▸ **ТЕКСТ СТРАНИЦЫ**
Общество и духовенство во второй половине ХVIII века
21 мая 2019 Иван Знаменский
Иван Знаменский (1853–1882) — окончил Казанскую духовную академию, кандидат богословия, преподавал в Полтавской семинарии, в последние два года жизни был помощником инспектора Казанской духовной академии.
Предлагаем вашему вниманию отрывки из труда Ивана Знаменского «Положение духовенства в царствование Екатерины II и Павла», из главы VI «Отношение к духовенству общества во второй половине ХVIII века».
***
Дабы утверждали духовных чад своих в спокойствии и послушании
(..) Какие обязанности по отношению к обществу налагала на духовенство Екатерина, это она очень ясно выразила в речи своей к св. Синоду, произнесенной ей перед отобранием монастырских имений. «Все ваши права и обязанности, — говорила Екатерина членам св. Синода, а в лице их и всему духовенству, — состоят в ясном предложении догматов веры, в убедительном истолковании их доказательствами, а не спорами. Вы должны заниматься только тем, чтобы наставлять людей в их должностях, возжигать в сердцах их память добродетели и желание идти всегда стезею ее, наконец, увещевать их, угрожать будущим наказанием, возбуждать в них веру и любовь к Богу и ближнему обещанием вечного блаженства, воспламенять сердца усердными молитвами, спасительными советами, утешать печальных и несчастных. Существенная ваша обязанность состоит в управлении церквами, в совершении таинств, в проповедовании слова Божия, в защите веры, в молитвах и воздержании».
Точно такой же взгляд на обязанности духовенства высказывал и преемник Екатерины. В именном указе св. Синоду от 19 февраля 1797 года он говорит: «наблюдать, дабы в сан сей (духовный) поступали люди надежные, всякого буйства чуждые, и в поведении беспорочном испытанные, которые и учением, и примером собственным утверждали бы духовных чад своих в спокойствии, послушании и добрых поступках». Точно то же говорит Павел и в указе от 29 января 1797 года, вменяя сельским священникам в обязанность «утверждать в благонравии и повиновении господам своим возмутившихся крестьян».
Нравственный облик духовенства был непривлекательным
(..) Выполняло ли и насколько выполняло эти обязанности духовенство второй половины XVIII века? (..)

▸ **ЗАДАНИЕ A**
Какую духовную академию окончил Иван Знаменский, согласно тексту страницы?

Записи из набора данных
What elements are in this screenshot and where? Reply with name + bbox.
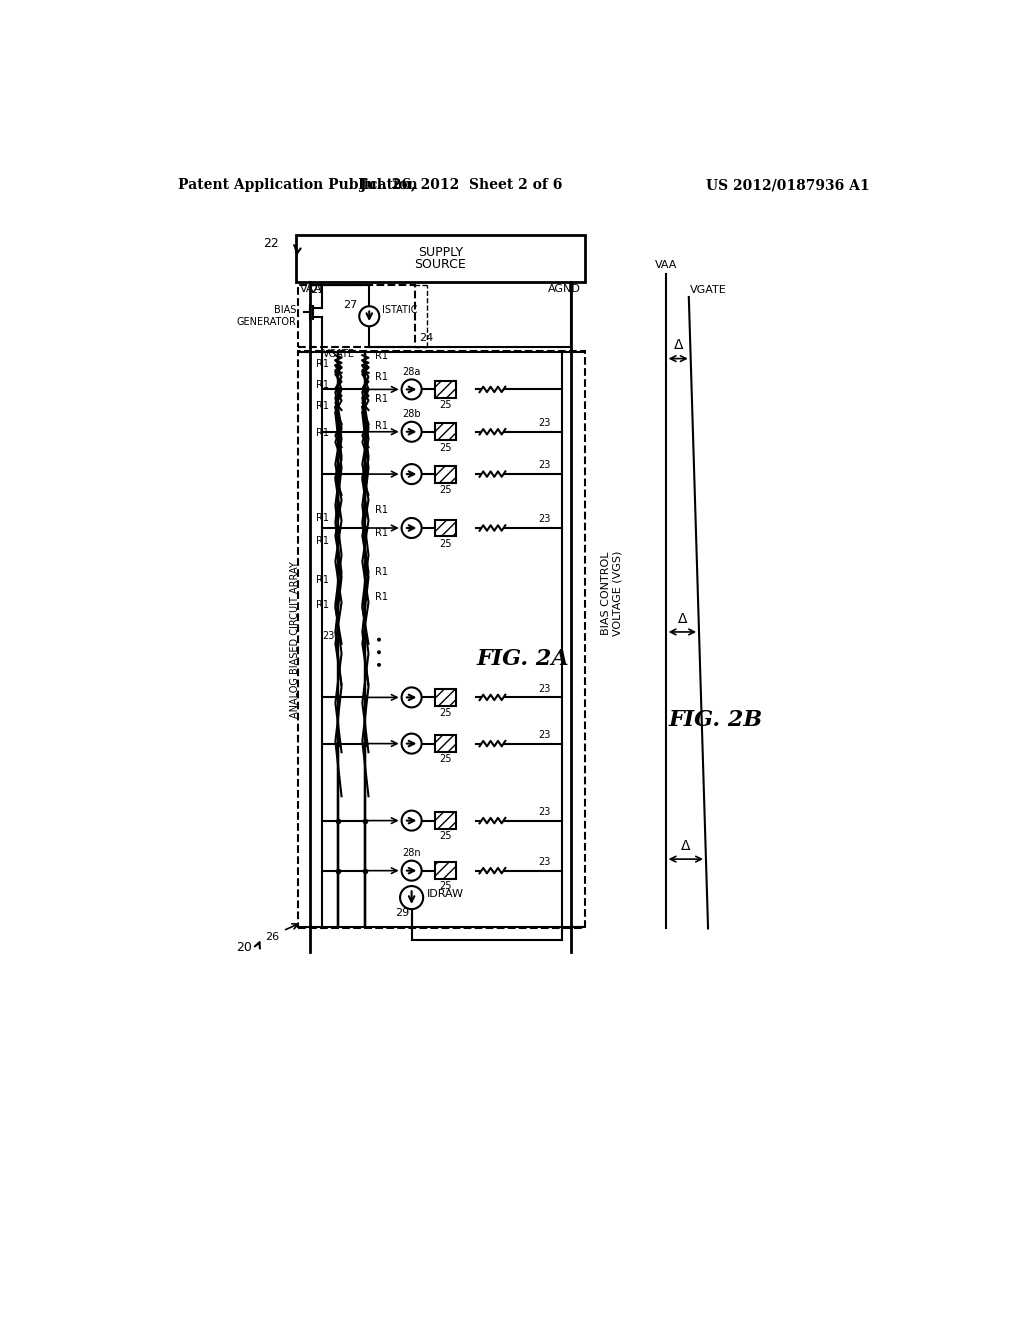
- Text: 25: 25: [439, 484, 452, 495]
- Text: 23: 23: [538, 807, 550, 817]
- Text: • • •: • • •: [374, 635, 388, 668]
- Text: 23: 23: [538, 857, 550, 867]
- Bar: [435, 689, 457, 706]
- Circle shape: [401, 688, 422, 708]
- Text: 25: 25: [439, 832, 452, 841]
- Circle shape: [400, 886, 423, 909]
- Bar: [435, 424, 457, 441]
- Bar: [435, 812, 457, 829]
- Text: SOURCE: SOURCE: [415, 259, 466, 271]
- Text: 23: 23: [538, 730, 550, 739]
- Text: R1: R1: [316, 536, 330, 546]
- Text: 25: 25: [439, 442, 452, 453]
- Text: 23: 23: [538, 684, 550, 693]
- Text: R1: R1: [375, 591, 388, 602]
- Text: 23: 23: [538, 418, 550, 428]
- Text: FIG. 2B: FIG. 2B: [669, 710, 763, 731]
- Text: IDRAW: IDRAW: [427, 888, 464, 899]
- Text: 28a: 28a: [402, 367, 421, 378]
- Text: 23: 23: [538, 515, 550, 524]
- Text: FIG. 2A: FIG. 2A: [477, 648, 569, 671]
- Circle shape: [401, 465, 422, 484]
- Text: VAA: VAA: [300, 284, 323, 294]
- Bar: [435, 735, 457, 752]
- Bar: [298, 351, 585, 928]
- Text: 20: 20: [237, 941, 252, 954]
- Text: Δ: Δ: [678, 611, 687, 626]
- Text: 21: 21: [310, 285, 325, 296]
- Text: 25: 25: [439, 708, 452, 718]
- Text: 25: 25: [439, 400, 452, 411]
- Text: SUPPLY: SUPPLY: [418, 246, 463, 259]
- Text: R1: R1: [316, 513, 330, 523]
- Circle shape: [401, 422, 422, 442]
- Bar: [298, 285, 416, 347]
- Text: 23: 23: [538, 461, 550, 470]
- Text: R1: R1: [316, 401, 330, 412]
- Text: R1: R1: [375, 372, 388, 383]
- Text: ANALOG BIASED CIRCUIT ARRAY: ANALOG BIASED CIRCUIT ARRAY: [290, 561, 300, 718]
- Text: Δ: Δ: [674, 338, 683, 352]
- Text: R1: R1: [316, 428, 330, 438]
- Text: VGATE: VGATE: [323, 348, 355, 359]
- Text: VAA: VAA: [654, 260, 677, 271]
- Text: 27: 27: [343, 300, 357, 310]
- Text: VGATE: VGATE: [690, 285, 727, 294]
- Circle shape: [401, 379, 422, 400]
- Bar: [435, 381, 457, 397]
- Text: 23: 23: [323, 631, 335, 640]
- Text: R1: R1: [375, 528, 388, 539]
- Text: Jul. 26, 2012  Sheet 2 of 6: Jul. 26, 2012 Sheet 2 of 6: [360, 178, 563, 193]
- Text: BIAS CONTROL
VOLTAGE (VGS): BIAS CONTROL VOLTAGE (VGS): [601, 550, 623, 636]
- Text: R1: R1: [316, 380, 330, 391]
- Text: 24: 24: [419, 333, 433, 343]
- Circle shape: [401, 734, 422, 754]
- Text: 25: 25: [439, 882, 452, 891]
- Circle shape: [401, 861, 422, 880]
- Text: 28b: 28b: [402, 409, 421, 420]
- Bar: [435, 520, 457, 536]
- Text: Δ: Δ: [681, 840, 690, 853]
- Text: 29: 29: [395, 908, 410, 917]
- Text: AGND: AGND: [548, 284, 581, 294]
- Circle shape: [401, 517, 422, 539]
- Text: US 2012/0187936 A1: US 2012/0187936 A1: [707, 178, 869, 193]
- Text: R1: R1: [375, 566, 388, 577]
- Text: R1: R1: [375, 351, 388, 362]
- Circle shape: [359, 306, 379, 326]
- Bar: [435, 466, 457, 483]
- Text: 25: 25: [439, 539, 452, 549]
- Text: ISTATIC: ISTATIC: [382, 305, 417, 315]
- Text: BIAS
GENERATOR: BIAS GENERATOR: [237, 305, 296, 327]
- Text: R1: R1: [375, 421, 388, 430]
- Text: Patent Application Publication: Patent Application Publication: [178, 178, 418, 193]
- Text: R1: R1: [316, 359, 330, 370]
- Text: R1: R1: [375, 506, 388, 515]
- Text: R1: R1: [316, 574, 330, 585]
- Text: R1: R1: [375, 393, 388, 404]
- Text: 22: 22: [262, 236, 279, 249]
- Text: 28n: 28n: [402, 849, 421, 858]
- Text: R1: R1: [316, 599, 330, 610]
- Circle shape: [401, 810, 422, 830]
- Text: 26: 26: [265, 932, 280, 942]
- Bar: [296, 235, 585, 281]
- Bar: [435, 862, 457, 879]
- Text: 25: 25: [439, 755, 452, 764]
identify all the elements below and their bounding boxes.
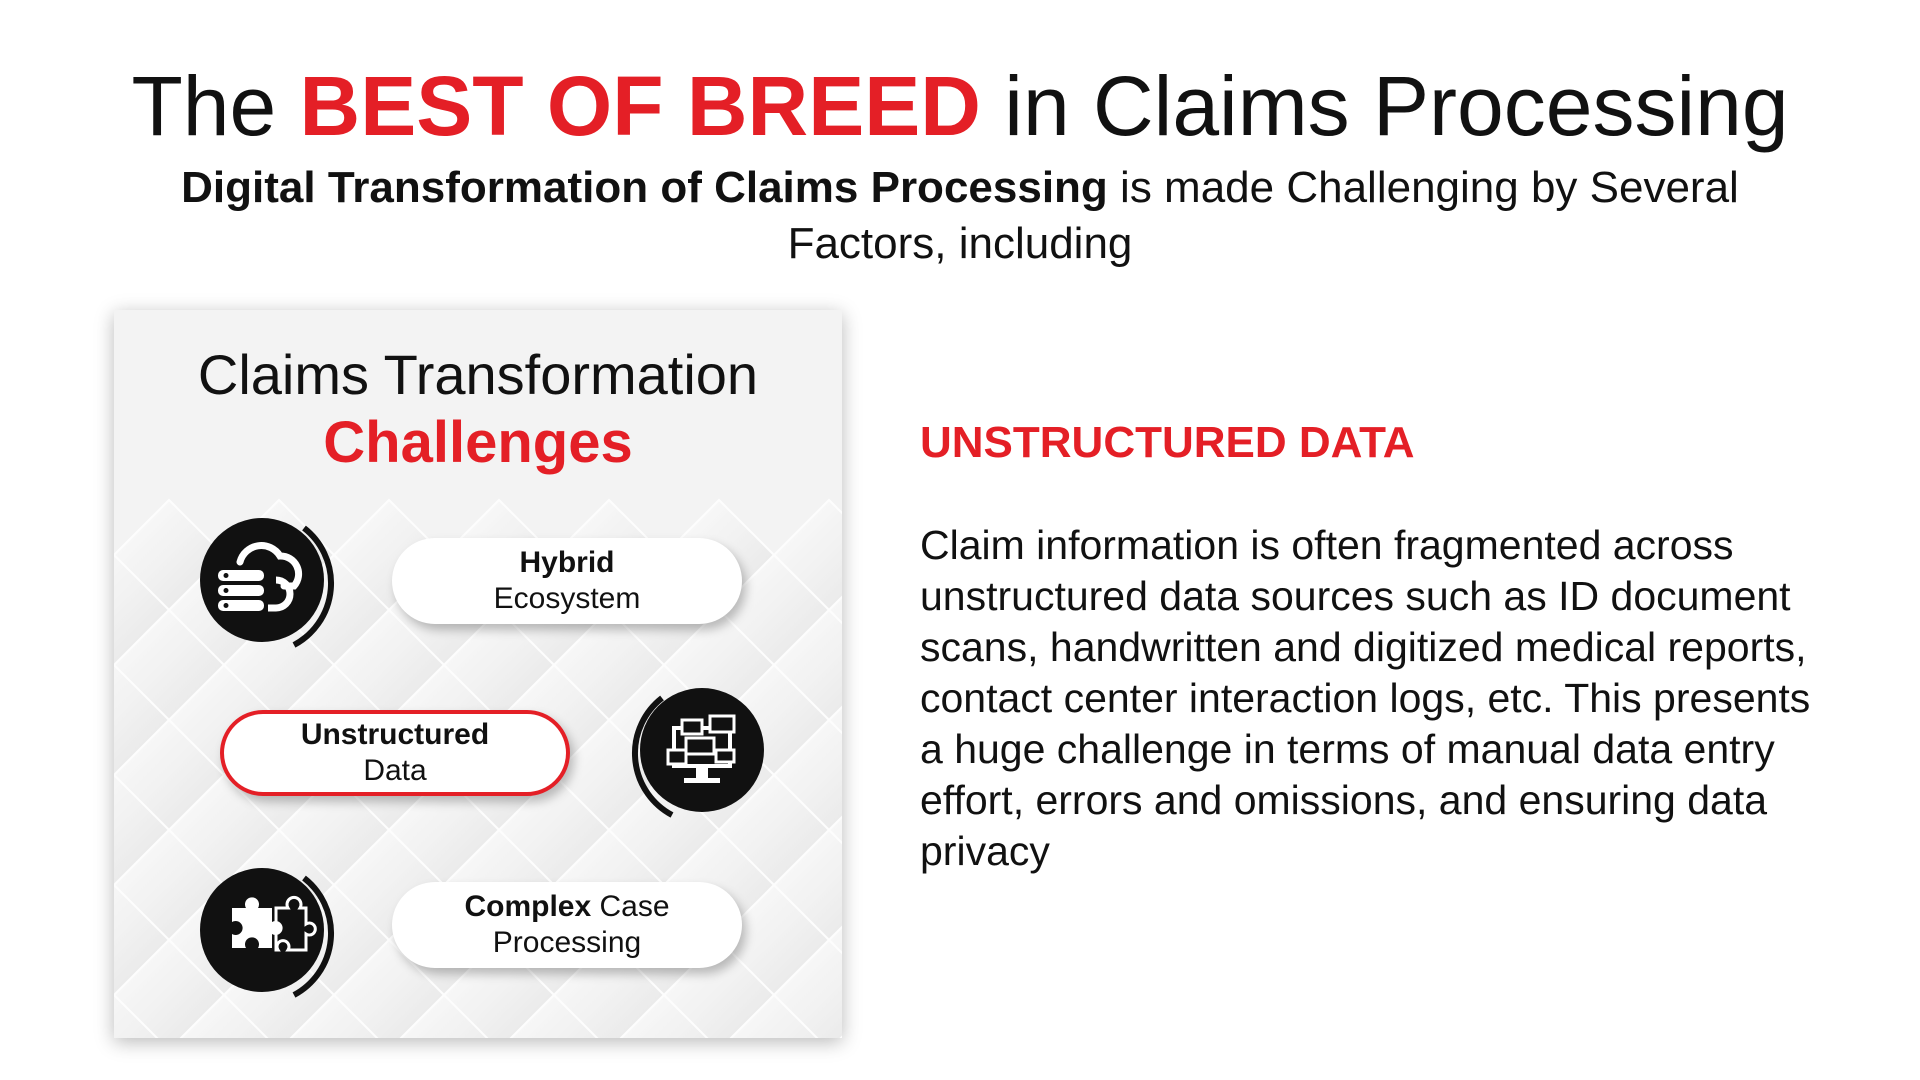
pattern-tile — [442, 938, 556, 1038]
page-subtitle: Digital Transformation of Claims Process… — [180, 160, 1740, 272]
pattern-tile — [552, 938, 666, 1038]
title-pre: The — [131, 59, 300, 153]
pattern-tile — [179, 993, 269, 1038]
documents-monitor-icon — [622, 680, 772, 830]
subtitle-rest: is made Challenging by Several Factors, … — [787, 163, 1739, 268]
pattern-tile — [114, 993, 159, 1038]
pattern-tile — [114, 883, 171, 997]
pattern-tile — [114, 663, 171, 777]
pattern-tile — [399, 993, 489, 1038]
challenge-label-line: Complex Case — [392, 889, 742, 925]
challenge-label: Ecosystem — [493, 582, 641, 615]
pattern-tile — [114, 773, 171, 887]
panel-subtitle: Challenges — [323, 410, 633, 475]
pattern-tile — [827, 595, 842, 625]
challenge-label: Data — [363, 754, 427, 787]
challenge-label-bold: Hybrid — [519, 546, 615, 579]
puzzle-icon — [192, 860, 342, 1010]
pattern-tile — [772, 938, 842, 1038]
challenge-hybrid-ecosystem: Hybrid Ecosystem — [392, 538, 742, 624]
cloud-server-icon — [192, 510, 342, 660]
challenge-label-inline: Case — [591, 890, 670, 923]
pattern-tile — [662, 938, 776, 1038]
challenge-label-bold: Unstructured — [300, 718, 490, 751]
challenges-panel: Claims Transformation Challenges Hybrid … — [114, 310, 842, 1038]
challenge-unstructured-data: Unstructured Data — [220, 710, 570, 796]
title-highlight: BEST OF BREED — [299, 59, 981, 153]
pattern-tile — [114, 553, 171, 667]
pattern-tile — [509, 993, 599, 1038]
subtitle-bold: Digital Transformation of Claims Process… — [181, 163, 1108, 212]
pattern-tile — [729, 993, 819, 1038]
pattern-tile — [827, 705, 842, 735]
challenge-label: Processing — [492, 926, 642, 959]
detail-heading: UNSTRUCTURED DATA — [920, 418, 1415, 467]
pattern-tile — [332, 938, 446, 1038]
pattern-tile — [827, 925, 842, 955]
pattern-tile — [827, 815, 842, 845]
detail-body: Claim information is often fragmented ac… — [920, 522, 1811, 874]
pattern-tile — [839, 1035, 842, 1038]
page-title: The BEST OF BREED in Claims Processing — [0, 58, 1920, 154]
title-post: in Claims Processing — [980, 59, 1789, 153]
panel-title: Claims Transformation — [197, 343, 759, 406]
challenge-label-bold: Complex — [464, 890, 592, 923]
pattern-tile — [114, 938, 226, 1038]
challenge-complex-case-processing: Complex Case Processing — [392, 882, 742, 968]
pattern-tile — [619, 993, 709, 1038]
pattern-tile — [289, 993, 379, 1038]
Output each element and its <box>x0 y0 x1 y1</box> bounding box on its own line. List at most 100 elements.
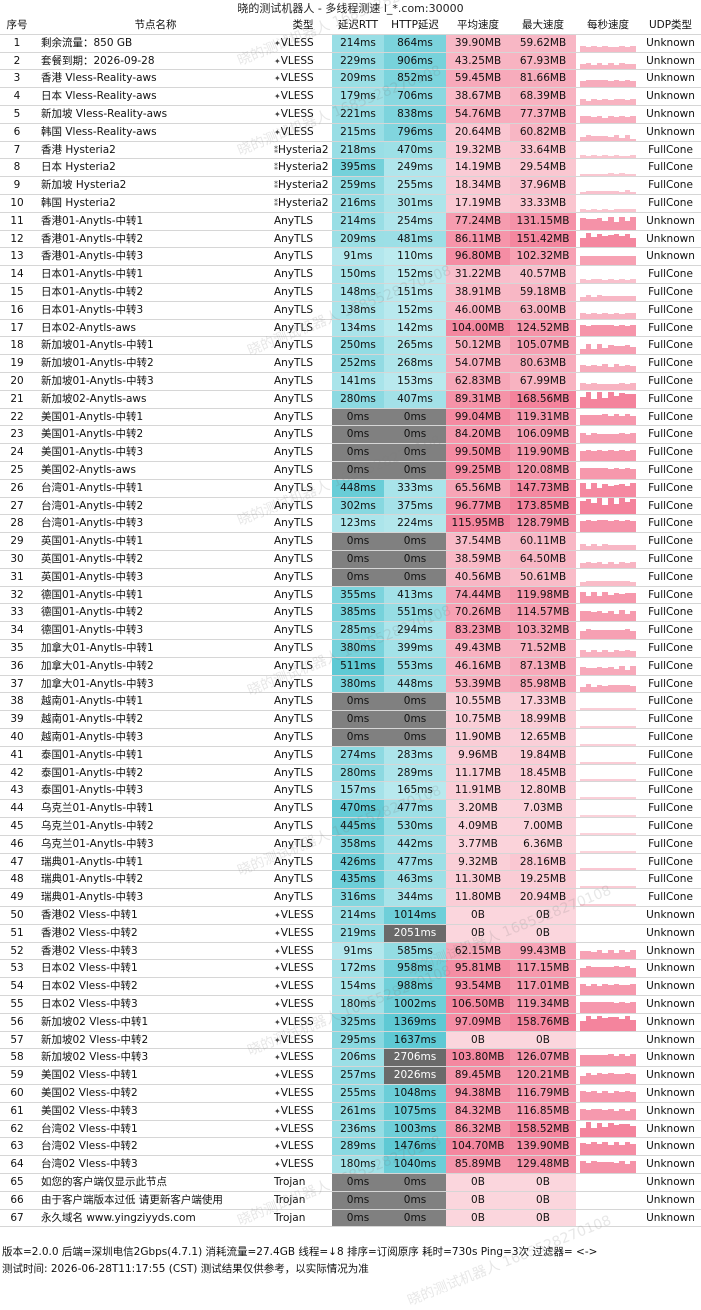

▸ **ЗАДАНИЕ B**
Выведите без изменений фрагмент записей, который начинается строкой, содержащей "pattern-tile — [442, 938, 556, 1038]", и заканчивается строкой, содержащей "subtitle-bold: Digital Transformation", включая обе эти строки.

▸ **ОТВЕТ A**
Казанскую духовную академию.

▸ **ОТВЕТ B**
pattern-tile — [442, 938, 556, 1038]
page-subtitle: Digital Transformation of Claims Process… — [180, 160, 1740, 272]
pattern-tile — [552, 938, 666, 1038]
title-pre: The — [131, 59, 300, 153]
pattern-tile — [179, 993, 269, 1038]
documents-monitor-icon — [622, 680, 772, 830]
subtitle-rest: is made Challenging by Several Factors, … — [787, 163, 1739, 268]
pattern-tile — [114, 993, 159, 1038]
pattern-tile — [114, 883, 171, 997]
pattern-tile — [114, 663, 171, 777]
pattern-tile — [399, 993, 489, 1038]
challenge-label-line: Complex Case — [392, 889, 742, 925]
challenge-label: Ecosystem — [493, 582, 641, 615]
pattern-tile — [114, 773, 171, 887]
panel-subtitle: Challenges — [323, 410, 633, 475]
pattern-tile — [827, 595, 842, 625]
challenge-label: Data — [363, 754, 427, 787]
challenge-label-bold: Hybrid — [519, 546, 615, 579]
puzzle-icon — [192, 860, 342, 1010]
pattern-tile — [772, 938, 842, 1038]
challenge-hybrid-ecosystem: Hybrid Ecosystem — [392, 538, 742, 624]
cloud-server-icon — [192, 510, 342, 660]
challenge-label-inline: Case — [591, 890, 670, 923]
pattern-tile — [662, 938, 776, 1038]
challenge-label-bold: Unstructured — [300, 718, 490, 751]
challenges-panel: Claims Transformation Challenges Hybrid … — [114, 310, 842, 1038]
challenge-unstructured-data: Unstructured Data — [220, 710, 570, 796]
title-highlight: BEST OF BREED — [299, 59, 981, 153]
pattern-tile — [114, 553, 171, 667]
pattern-tile — [509, 993, 599, 1038]
subtitle-bold: Digital Transformation of Claims Process… — [181, 163, 1108, 212]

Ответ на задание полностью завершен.